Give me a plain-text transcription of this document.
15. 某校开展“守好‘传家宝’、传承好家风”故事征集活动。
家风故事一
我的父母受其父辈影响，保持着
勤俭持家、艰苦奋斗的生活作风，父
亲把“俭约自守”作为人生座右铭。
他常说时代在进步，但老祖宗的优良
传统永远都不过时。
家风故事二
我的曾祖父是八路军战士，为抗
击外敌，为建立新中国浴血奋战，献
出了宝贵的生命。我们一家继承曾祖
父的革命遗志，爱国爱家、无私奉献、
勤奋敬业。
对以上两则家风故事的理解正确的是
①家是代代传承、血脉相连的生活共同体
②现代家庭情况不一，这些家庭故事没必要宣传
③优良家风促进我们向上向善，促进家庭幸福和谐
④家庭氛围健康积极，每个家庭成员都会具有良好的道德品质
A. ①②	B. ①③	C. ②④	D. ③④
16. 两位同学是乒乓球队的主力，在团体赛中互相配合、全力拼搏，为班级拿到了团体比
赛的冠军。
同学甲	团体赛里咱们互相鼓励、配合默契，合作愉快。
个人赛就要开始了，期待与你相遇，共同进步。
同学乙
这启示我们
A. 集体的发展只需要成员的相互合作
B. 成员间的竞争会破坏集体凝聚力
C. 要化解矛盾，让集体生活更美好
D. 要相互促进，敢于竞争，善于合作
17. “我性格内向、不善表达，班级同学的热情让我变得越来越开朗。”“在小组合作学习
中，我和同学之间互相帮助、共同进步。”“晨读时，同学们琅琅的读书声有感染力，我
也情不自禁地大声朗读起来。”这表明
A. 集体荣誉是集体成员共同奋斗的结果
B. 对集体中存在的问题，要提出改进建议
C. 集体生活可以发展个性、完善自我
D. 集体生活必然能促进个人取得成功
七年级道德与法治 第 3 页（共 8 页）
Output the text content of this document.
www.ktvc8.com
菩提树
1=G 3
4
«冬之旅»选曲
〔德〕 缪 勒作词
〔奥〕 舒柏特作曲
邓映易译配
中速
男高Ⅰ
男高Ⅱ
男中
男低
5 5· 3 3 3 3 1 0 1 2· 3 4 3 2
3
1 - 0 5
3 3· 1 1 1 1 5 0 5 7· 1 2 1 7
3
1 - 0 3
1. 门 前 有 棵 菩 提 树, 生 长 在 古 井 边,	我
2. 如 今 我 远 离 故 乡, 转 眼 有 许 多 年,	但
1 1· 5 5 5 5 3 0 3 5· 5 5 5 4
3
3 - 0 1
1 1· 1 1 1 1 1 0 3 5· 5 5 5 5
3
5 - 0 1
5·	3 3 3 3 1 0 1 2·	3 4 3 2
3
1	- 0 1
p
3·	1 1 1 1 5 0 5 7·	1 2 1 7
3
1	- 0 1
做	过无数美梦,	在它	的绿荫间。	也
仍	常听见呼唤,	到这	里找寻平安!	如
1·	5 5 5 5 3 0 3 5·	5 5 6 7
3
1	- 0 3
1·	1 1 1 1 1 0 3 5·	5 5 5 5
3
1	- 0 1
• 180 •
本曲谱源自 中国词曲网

================================

§ Goal:
Set down, word for word, only the lines running from the line with "Output the text content of this document." to the last line of the listing above. Both of those lines belong in your answer.

§ Exercise solution:
Output the text content of this document.
www.ktvc8.com
菩提树
1=G 3
4
«冬之旅»选曲
〔德〕 缪 勒作词
〔奥〕 舒柏特作曲
邓映易译配
中速
男高Ⅰ
男高Ⅱ
男中
男低
5 5· 3 3 3 3 1 0 1 2· 3 4 3 2
3
1 - 0 5
3 3· 1 1 1 1 5 0 5 7· 1 2 1 7
3
1 - 0 3
1. 门 前 有 棵 菩 提 树, 生 长 在 古 井 边,	我
2. 如 今 我 远 离 故 乡, 转 眼 有 许 多 年,	但
1 1· 5 5 5 5 3 0 3 5· 5 5 5 4
3
3 - 0 1
1 1· 1 1 1 1 1 0 3 5· 5 5 5 5
3
5 - 0 1
5·	3 3 3 3 1 0 1 2·	3 4 3 2
3
1	- 0 1
p
3·	1 1 1 1 5 0 5 7·	1 2 1 7
3
1	- 0 1
做	过无数美梦,	在它	的绿荫间。	也
仍	常听见呼唤,	到这	里找寻平安!	如
1·	5 5 5 5 3 0 3 5·	5 5 6 7
3
1	- 0 3
1·	1 1 1 1 1 0 3 5·	5 5 5 5
3
1	- 0 1
• 180 •
本曲谱源自 中国词曲网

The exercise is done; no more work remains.